### Data for processing
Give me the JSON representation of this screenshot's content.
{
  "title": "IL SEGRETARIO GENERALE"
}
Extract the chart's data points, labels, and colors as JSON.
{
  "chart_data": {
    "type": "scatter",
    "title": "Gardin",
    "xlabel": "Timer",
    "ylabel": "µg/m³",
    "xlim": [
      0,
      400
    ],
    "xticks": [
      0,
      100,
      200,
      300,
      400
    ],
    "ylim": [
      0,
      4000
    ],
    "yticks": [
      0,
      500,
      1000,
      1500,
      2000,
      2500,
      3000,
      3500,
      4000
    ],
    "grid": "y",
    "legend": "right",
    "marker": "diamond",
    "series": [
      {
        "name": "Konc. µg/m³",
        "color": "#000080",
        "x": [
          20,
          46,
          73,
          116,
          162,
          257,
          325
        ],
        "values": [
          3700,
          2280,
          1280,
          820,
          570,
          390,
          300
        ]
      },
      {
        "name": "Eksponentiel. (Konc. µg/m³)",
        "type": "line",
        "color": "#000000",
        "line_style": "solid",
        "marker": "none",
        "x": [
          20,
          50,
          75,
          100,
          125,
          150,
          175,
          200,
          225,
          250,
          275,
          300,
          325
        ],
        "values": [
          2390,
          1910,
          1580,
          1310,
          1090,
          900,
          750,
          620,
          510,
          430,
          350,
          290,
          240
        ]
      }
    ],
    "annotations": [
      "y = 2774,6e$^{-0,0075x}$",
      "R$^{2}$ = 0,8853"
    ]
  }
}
######
§ **Directions**: Gather from the entries above all lines that include the string "title".

§ **Reply**:
  "title": "IL SEGRETARIO GENERALE"
    "title": "Gardin",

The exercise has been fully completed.